Check every line below for the word "title" and show those that hold it.

┄┄┄┄┄┄

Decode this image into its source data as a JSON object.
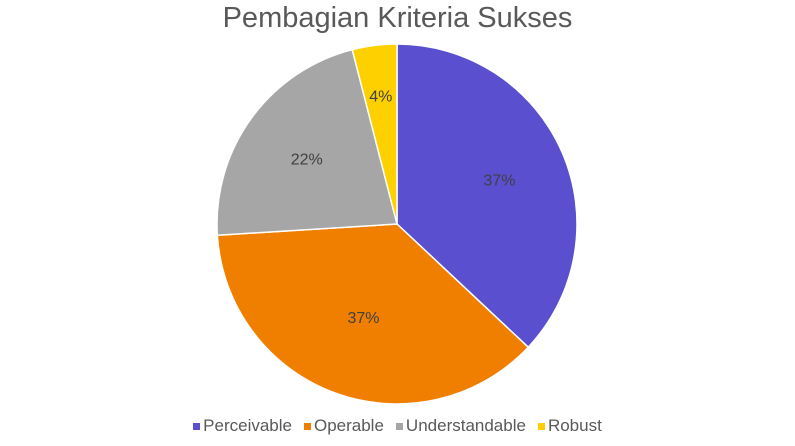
{
  "chart_data": {
    "type": "pie",
    "title": "Pembagian Kriteria Sukses",
    "categories": [
      "Perceivable",
      "Operable",
      "Understandable",
      "Robust"
    ],
    "values": [
      37,
      37,
      22,
      4
    ],
    "labels": [
      "37%",
      "37%",
      "22%",
      "4%"
    ],
    "colors": [
      "#5a4fcf",
      "#f07f00",
      "#a6a6a6",
      "#ffd000"
    ],
    "legend_position": "bottom"
  }
}
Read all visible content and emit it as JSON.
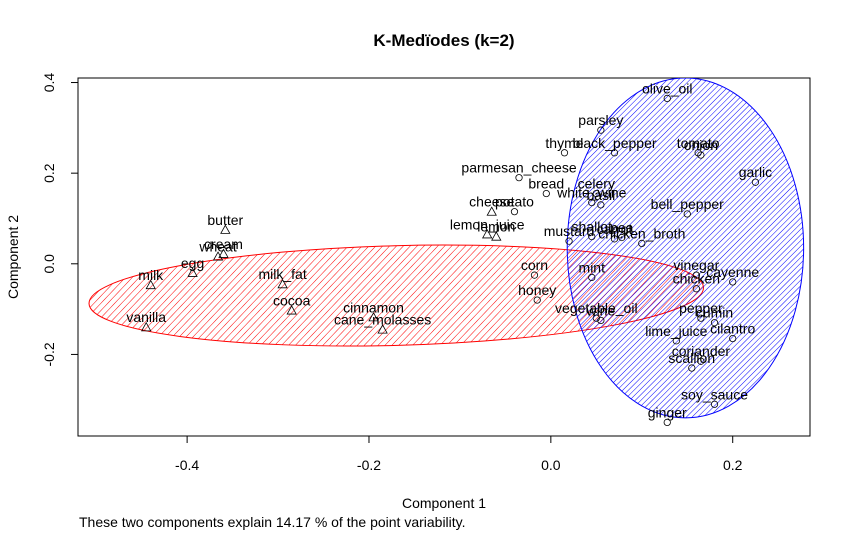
{
  "chart_data": {
    "type": "scatter",
    "title": "K-Medïodes (k=2)",
    "xlabel": "Component 1",
    "ylabel": "Component 2",
    "caption": "These two components explain 14.17 % of the point variability.",
    "xlim": [
      -0.52,
      0.285
    ],
    "ylim": [
      -0.38,
      0.41
    ],
    "xticks": [
      -0.4,
      -0.2,
      0.0,
      0.2
    ],
    "yticks": [
      -0.2,
      0.0,
      0.2,
      0.4
    ],
    "xtick_labels": [
      "-0.4",
      "-0.2",
      "0.0",
      "0.2"
    ],
    "ytick_labels": [
      "-0.2",
      "0.0",
      "0.2",
      "0.4"
    ],
    "clusters": [
      {
        "id": 1,
        "marker": "triangle",
        "color": "#ff0000",
        "ellipse": {
          "cx": -0.17,
          "cy": -0.07,
          "rx": 0.338,
          "ry": 0.11,
          "angle_deg": 1.5
        },
        "points": [
          {
            "name": "butter",
            "x": -0.358,
            "y": 0.075
          },
          {
            "name": "cream",
            "x": -0.36,
            "y": 0.022
          },
          {
            "name": "wheat",
            "x": -0.366,
            "y": 0.016
          },
          {
            "name": "egg",
            "x": -0.394,
            "y": -0.02
          },
          {
            "name": "milk",
            "x": -0.44,
            "y": -0.047
          },
          {
            "name": "vanilla",
            "x": -0.445,
            "y": -0.14
          },
          {
            "name": "milk_fat",
            "x": -0.295,
            "y": -0.045
          },
          {
            "name": "cocoa",
            "x": -0.285,
            "y": -0.103
          },
          {
            "name": "cinnamon",
            "x": -0.195,
            "y": -0.118
          },
          {
            "name": "cane_molasses",
            "x": -0.185,
            "y": -0.145
          },
          {
            "name": "cheese",
            "x": -0.065,
            "y": 0.115
          },
          {
            "name": "lemon_juice",
            "x": -0.07,
            "y": 0.065
          },
          {
            "name": "lemon",
            "x": -0.06,
            "y": 0.06
          }
        ]
      },
      {
        "id": 2,
        "marker": "circle",
        "color": "#0000ff",
        "ellipse": {
          "cx": 0.148,
          "cy": 0.035,
          "rx": 0.13,
          "ry": 0.375,
          "angle_deg": 0
        },
        "points": [
          {
            "name": "olive_oil",
            "x": 0.128,
            "y": 0.365
          },
          {
            "name": "parsley",
            "x": 0.055,
            "y": 0.295
          },
          {
            "name": "thyme",
            "x": 0.015,
            "y": 0.245
          },
          {
            "name": "black_pepper",
            "x": 0.07,
            "y": 0.245
          },
          {
            "name": "tomato",
            "x": 0.162,
            "y": 0.245
          },
          {
            "name": "onion",
            "x": 0.165,
            "y": 0.24
          },
          {
            "name": "garlic",
            "x": 0.225,
            "y": 0.18
          },
          {
            "name": "parmesan_cheese",
            "x": -0.035,
            "y": 0.19
          },
          {
            "name": "bread",
            "x": -0.005,
            "y": 0.155
          },
          {
            "name": "celery",
            "x": 0.05,
            "y": 0.155
          },
          {
            "name": "white_wine",
            "x": 0.045,
            "y": 0.135
          },
          {
            "name": "basil",
            "x": 0.055,
            "y": 0.13
          },
          {
            "name": "bell_pepper",
            "x": 0.15,
            "y": 0.11
          },
          {
            "name": "potato",
            "x": -0.04,
            "y": 0.115
          },
          {
            "name": "shallot",
            "x": 0.045,
            "y": 0.06
          },
          {
            "name": "carrot",
            "x": 0.07,
            "y": 0.055
          },
          {
            "name": "pea",
            "x": 0.078,
            "y": 0.058
          },
          {
            "name": "mustard",
            "x": 0.02,
            "y": 0.05
          },
          {
            "name": "chicken_broth",
            "x": 0.1,
            "y": 0.045
          },
          {
            "name": "corn",
            "x": -0.018,
            "y": -0.025
          },
          {
            "name": "mint",
            "x": 0.045,
            "y": -0.03
          },
          {
            "name": "vinegar",
            "x": 0.16,
            "y": -0.025
          },
          {
            "name": "cayenne",
            "x": 0.2,
            "y": -0.04
          },
          {
            "name": "chicken",
            "x": 0.16,
            "y": -0.055
          },
          {
            "name": "honey",
            "x": -0.015,
            "y": -0.08
          },
          {
            "name": "vegetable_oil",
            "x": 0.05,
            "y": -0.12
          },
          {
            "name": "wine",
            "x": 0.055,
            "y": -0.125
          },
          {
            "name": "pepper",
            "x": 0.165,
            "y": -0.12
          },
          {
            "name": "cumin",
            "x": 0.18,
            "y": -0.13
          },
          {
            "name": "lime_juice",
            "x": 0.138,
            "y": -0.17
          },
          {
            "name": "cilantro",
            "x": 0.2,
            "y": -0.165
          },
          {
            "name": "coriander",
            "x": 0.165,
            "y": -0.215
          },
          {
            "name": "scallion",
            "x": 0.155,
            "y": -0.23
          },
          {
            "name": "soy_sauce",
            "x": 0.18,
            "y": -0.31
          },
          {
            "name": "ginger",
            "x": 0.128,
            "y": -0.35
          }
        ]
      }
    ]
  }
}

┄┄┄┄┄┄

_WRITTEN REPLY:_
    "title": "Pembagian Kriteria Sukses",
    "title": "K-Medïodes (k=2)",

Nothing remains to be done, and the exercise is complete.